What is required
Reproduce verbatim the portion of the passage on processual approaches to biobank governance starting at "In the heterogeneous" and ending at "attention to sustainability.".

How Far do we Currently Recognise Processual Approaches to Regulation and Governance?

Within the existing literature, there is now a plethora of examples of biobanking initiatives that captures some features of this processual approach to regulation and governance. For example, in the context of the UK10k initiative, Kaye et al. (2015) have written about ‘pop-up’ governance for this large interdisciplinary genomics research consortium exploring rare conditions and which has the primary objective of establishing an accessible resource of sequence data. The key processual element in this example was the temporally limited nature of governance mechanisms that were designed, appeared and disappeared based on project’s need at a given time. While the broad architecture of the project was in place, the need for additional governance input was experience-led; no permanent or standing (and potentially costly) ‘oversight body’ akin to the UK Biobank’s EGC was necessary. The arrangements occurred by mutual consensus between trusted parties for as long as required.

In the heterogeneous US environment, Cadigan et al. (2017) conducted a study of 456 US biobanks seeking evidence of ‘forward-thinking’. In particular, they asked: “Do biobanks enact policies and plans that allow them to anticipate and respond to potential challenges?” In exploring whether either of two policies were in place (return of results and designating ownership of specimens/technology) and/or whether either of two plans were in place (formal business plan and formal closure plan), they found that a tendency for the existence of plans together and the same was true for the co-existence of plans. However, only 7% of biobanks had all four governance features in place, and 12% had none. The authors conjecture that the (co)existence of the policies suggests responsiveness, while the (co)existence of plans suggests attention to sustainability.

In the regional European context, various initiatives exist (see for example: Kaye et al. 2016a), and notable among these is the Biobanking and BioMolecular Resources Research Infrastructure-European Research Infrastructure Consortium (BBMRI-ERIC) (Mayrhofer et al. 2016). Among its many governance innovations, from a processual perspective, there is the common objective of delivering ‘technical alignment’ of European biobanks in terms of sharing and interoperability; that is that data and samples are held, accessed and used in ways that a scientifically compatible and meaningful. The technical processes involved—through the MIABIS6 model—cover the full gamut of biobank operations from categories of information and samples, to data infrastructures, to articulation, agreement and adoption of common standards on issues as diverse as data quality, security, privacy and consent processes for recruitment. But, as Tamminen (2015) has argued, the biological, the philosophical and the political are intertwined:

Thus, the network formed through digital tools, the new biobank lexicon, and architectural labours redefines the ‘bio-objects’ held by biobanks in and through the MIABIS model. It is not unifying or totalising in nature. It is instead aggregative and intensifies biological knowledge. This network ties biobanks together in a way that enables new types of bio-objects and bio-objectification practices to emerge by means of the virtual database. In the BBMRI, biological bodies become informational objects composed of digital technologies aimed at fulfilling the promise of European research policy, essentially based on a vision of a distributed infrastructure … The vision transcends national legislation, policy, and local languages, and it creates a supranational virtual population, whose seat of life is not in the organism but in the database, resisting reduction to existing local, biological, and legal forms of life.

Stored data

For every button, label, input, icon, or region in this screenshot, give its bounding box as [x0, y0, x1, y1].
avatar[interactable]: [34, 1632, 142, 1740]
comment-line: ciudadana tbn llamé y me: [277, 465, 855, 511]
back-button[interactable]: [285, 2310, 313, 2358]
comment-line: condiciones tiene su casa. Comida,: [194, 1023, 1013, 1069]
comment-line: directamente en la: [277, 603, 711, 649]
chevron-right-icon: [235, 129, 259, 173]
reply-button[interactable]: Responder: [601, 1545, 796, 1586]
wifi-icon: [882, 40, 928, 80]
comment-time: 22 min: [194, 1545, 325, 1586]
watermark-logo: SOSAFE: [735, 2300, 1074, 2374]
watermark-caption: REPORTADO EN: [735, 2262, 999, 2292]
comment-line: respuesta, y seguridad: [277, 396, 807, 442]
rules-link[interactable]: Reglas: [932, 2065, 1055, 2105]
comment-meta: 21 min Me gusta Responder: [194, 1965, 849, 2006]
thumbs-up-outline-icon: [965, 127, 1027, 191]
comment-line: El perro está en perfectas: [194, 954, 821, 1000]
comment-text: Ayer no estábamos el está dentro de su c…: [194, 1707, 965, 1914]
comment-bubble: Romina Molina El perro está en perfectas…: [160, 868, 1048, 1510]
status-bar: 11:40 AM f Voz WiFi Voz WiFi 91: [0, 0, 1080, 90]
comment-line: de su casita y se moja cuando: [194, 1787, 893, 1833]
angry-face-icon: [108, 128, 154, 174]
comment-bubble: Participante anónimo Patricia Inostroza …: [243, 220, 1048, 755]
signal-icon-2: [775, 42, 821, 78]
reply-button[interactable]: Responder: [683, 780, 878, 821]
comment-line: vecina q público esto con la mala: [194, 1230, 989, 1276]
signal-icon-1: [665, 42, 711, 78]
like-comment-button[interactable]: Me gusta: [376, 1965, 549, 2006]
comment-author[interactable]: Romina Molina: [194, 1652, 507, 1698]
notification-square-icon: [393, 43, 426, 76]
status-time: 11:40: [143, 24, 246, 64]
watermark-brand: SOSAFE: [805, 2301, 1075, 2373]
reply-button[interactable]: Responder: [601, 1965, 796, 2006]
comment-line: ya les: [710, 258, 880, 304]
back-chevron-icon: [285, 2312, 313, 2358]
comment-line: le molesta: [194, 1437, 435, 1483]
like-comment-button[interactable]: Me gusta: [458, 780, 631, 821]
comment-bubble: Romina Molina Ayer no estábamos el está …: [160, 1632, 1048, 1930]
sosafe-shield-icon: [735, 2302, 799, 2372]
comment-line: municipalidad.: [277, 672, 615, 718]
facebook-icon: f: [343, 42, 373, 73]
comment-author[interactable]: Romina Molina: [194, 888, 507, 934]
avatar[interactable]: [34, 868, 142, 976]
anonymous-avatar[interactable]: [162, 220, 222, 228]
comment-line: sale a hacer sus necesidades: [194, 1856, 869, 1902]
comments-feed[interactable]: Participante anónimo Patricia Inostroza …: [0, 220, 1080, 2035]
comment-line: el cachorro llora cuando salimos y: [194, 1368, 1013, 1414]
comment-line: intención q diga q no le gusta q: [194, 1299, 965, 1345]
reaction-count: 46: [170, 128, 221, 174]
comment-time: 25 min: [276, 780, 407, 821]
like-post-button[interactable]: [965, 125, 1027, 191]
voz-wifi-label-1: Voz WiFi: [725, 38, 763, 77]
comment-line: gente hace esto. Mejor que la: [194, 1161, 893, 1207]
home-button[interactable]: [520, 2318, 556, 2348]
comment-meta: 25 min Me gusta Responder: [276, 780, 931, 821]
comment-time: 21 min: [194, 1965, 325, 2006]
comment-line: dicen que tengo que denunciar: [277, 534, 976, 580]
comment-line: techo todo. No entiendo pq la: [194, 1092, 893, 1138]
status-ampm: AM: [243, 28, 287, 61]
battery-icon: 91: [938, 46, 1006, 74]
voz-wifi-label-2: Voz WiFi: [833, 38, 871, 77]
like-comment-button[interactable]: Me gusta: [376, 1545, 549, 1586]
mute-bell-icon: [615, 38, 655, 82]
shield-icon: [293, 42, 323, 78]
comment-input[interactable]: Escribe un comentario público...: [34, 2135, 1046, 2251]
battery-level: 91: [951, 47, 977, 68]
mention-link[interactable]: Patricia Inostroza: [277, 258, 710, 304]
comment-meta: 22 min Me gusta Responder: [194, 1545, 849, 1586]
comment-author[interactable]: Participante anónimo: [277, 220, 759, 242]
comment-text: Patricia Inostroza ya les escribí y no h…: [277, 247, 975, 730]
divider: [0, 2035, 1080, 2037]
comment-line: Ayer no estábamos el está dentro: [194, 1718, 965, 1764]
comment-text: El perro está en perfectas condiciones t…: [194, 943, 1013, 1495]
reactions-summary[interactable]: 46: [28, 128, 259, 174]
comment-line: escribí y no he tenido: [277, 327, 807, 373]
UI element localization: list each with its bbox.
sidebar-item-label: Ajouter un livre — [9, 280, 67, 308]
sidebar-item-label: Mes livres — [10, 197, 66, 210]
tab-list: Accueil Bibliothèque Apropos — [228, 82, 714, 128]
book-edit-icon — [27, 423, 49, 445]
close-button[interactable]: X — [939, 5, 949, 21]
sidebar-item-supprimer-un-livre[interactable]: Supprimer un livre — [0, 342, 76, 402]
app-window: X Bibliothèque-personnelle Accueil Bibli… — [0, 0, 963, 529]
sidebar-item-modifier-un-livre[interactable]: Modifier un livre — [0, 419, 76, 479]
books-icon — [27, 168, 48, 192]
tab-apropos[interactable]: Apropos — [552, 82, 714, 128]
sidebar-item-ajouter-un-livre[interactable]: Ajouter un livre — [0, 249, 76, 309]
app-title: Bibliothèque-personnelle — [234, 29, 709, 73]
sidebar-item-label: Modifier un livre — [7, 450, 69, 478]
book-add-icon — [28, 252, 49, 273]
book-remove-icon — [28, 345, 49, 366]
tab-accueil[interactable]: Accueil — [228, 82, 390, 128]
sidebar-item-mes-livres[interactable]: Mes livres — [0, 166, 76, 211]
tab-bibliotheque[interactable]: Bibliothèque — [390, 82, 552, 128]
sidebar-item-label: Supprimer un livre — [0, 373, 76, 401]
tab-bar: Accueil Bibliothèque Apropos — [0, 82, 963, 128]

Exercise response
In the heterogeneous US environment, Cadigan et al. (2017) conducted a study of 456 US biobanks seeking evidence of ‘forward-thinking’. In particular, they asked: “Do biobanks enact policies and plans that allow them to anticipate and respond to potential challenges?” In exploring whether either of two policies were in place (return of results and designating ownership of specimens/technology) and/or whether either of two plans were in place (formal business plan and formal closure plan), they found that a tendency for the existence of plans together and the same was true for the co-existence of plans. However, only 7% of biobanks had all four governance features in place, and 12% had none. The authors conjecture that the (co)existence of the policies suggests responsiveness, while the (co)existence of plans suggests attention to sustainability.